= Reading text =
● ● ● ● ●

LOS ANGELES -- Legislation to clean up alleged problems with Marks-Roos bonds could be forthcoming from the California Debt Advisory Commission, a commission staff member said yesterday.

Legal changes in the structure of the bon.ds might be recommended in a Marks-Roos report expected to be released late this fall by the commission, said Steve Juarez, executive director of the debt advisory commission.

"There is no guarantee we will come up with any recommendations, but it is a possibility that legislation that may affect how Marks-Roos deals are done may come out of this," Juarez said.

The Marks-Roos Local Bond Pooling Act of 1985 was subjected to corrective legislation once before. A bill introduced by state Sen. Dan McCorquodale, D-Modesto, became law in January 1991.

Through February of this year, 339 Marks-Roos bond issues totaling $8.8 billion have been sold, according to the debt commission.

Juarez and Steve Shea, the commission's policy research manager, in an advisory group of public finance professionals to discuss what topics should be investigated in the Marks-Roos study.

A Marks-Roos study "is somewhat after the fact," said Scott Sollers, a partner and manager of public finance of San Francisco-based Stone & Youngberg.

Sollers sits on the debt commission's technical advisory committee, and he attended Tuesday's meeting.

● ● ● ● ●

= What is needed =
Can you continue the Marks-Roos bond article, starting right after its last sentence?

[Structured page parsing data]

● ● ● ● ●

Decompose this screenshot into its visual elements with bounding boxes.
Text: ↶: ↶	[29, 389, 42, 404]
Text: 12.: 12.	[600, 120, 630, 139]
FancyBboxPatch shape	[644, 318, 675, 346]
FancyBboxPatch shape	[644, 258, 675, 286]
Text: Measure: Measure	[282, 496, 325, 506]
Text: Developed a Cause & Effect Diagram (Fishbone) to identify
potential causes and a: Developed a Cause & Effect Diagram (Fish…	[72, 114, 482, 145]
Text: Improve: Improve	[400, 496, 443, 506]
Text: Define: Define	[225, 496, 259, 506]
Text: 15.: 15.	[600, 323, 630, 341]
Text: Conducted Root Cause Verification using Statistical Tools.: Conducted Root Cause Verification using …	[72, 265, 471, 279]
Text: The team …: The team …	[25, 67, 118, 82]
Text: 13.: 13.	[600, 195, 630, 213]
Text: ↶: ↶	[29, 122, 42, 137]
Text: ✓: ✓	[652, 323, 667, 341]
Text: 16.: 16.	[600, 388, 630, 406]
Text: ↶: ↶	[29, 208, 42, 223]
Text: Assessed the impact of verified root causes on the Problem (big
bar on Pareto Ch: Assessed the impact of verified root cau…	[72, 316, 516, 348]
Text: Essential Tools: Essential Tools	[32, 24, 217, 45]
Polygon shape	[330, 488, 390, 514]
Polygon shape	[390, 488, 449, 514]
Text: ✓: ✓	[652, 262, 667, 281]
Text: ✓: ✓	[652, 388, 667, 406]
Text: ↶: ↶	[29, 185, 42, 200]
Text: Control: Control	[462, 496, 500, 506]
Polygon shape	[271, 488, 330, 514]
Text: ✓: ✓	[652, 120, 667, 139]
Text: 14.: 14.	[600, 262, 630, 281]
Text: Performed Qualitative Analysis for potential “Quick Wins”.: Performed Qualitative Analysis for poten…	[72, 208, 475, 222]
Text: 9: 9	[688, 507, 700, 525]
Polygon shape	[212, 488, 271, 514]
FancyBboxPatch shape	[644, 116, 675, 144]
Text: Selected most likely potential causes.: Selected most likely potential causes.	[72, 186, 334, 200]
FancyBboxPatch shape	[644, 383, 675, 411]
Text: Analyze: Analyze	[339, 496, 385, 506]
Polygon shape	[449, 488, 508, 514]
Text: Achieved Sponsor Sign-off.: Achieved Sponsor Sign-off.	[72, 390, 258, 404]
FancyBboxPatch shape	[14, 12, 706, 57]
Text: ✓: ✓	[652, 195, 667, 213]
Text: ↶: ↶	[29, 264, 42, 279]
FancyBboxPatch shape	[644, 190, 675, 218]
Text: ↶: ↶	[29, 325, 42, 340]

● ● ● ● ●

= Written response =
McCorquodale's bill "addressed some potential abuses, and the vast majority of the industry welcomed that legislation," Sollers said.

But "I do have a little concern the study is going to produce the two or three glaring examples of abuse and focus on those," Sollers said.

He said he hopes the study would not "overlook the hundreds of transactions that have been done efficiently" under the Marks-Roos act.

At the meeting, technical advisory committee members reached a consensus "to move forward with the study with the understanding that whatever we come up with does not undercut the flexibility in the Marks-Roos bond act," Juarez said.

"There was general agreement that if there are abuses, root out those abuses, but do not throw out positive aspects that are inherent in the law," he said. "We don't want to do a full-scale attack on MarksRoos to the extent that it might be totally eliminated" by legislation.

Juarez said commission members gave their staff approval to begin a Marks-Roos study in December 1991, but research was placed on hold until now because of other staff commitments.

The Marks-Roos act was conceived to provide financial flexibility to local governments by allowing them to form joint powers authorities that then create bond pools. The expectation was that Marks-Roos legislation would primarily benefit smaller jurisdictions where financing costs of stand-alone deals pose a significant burden.

Increasingly, Marks-Roos bond pooling has been used by single cities. For example, a city will band together with its city-controlled redevelopment agency to form a public financing authority.

"Even though such public financing authorities technically constitute joint powers authorities, they are under the direct control of the city council and may execute financings for both city projects and redevelopment agency projects," a debt commission background memo said.

"From the time that local agencies began forming public financing authorities and setting up MarksRoos bond pools in the late 1980s, this method of financing has been controversial," the memo said.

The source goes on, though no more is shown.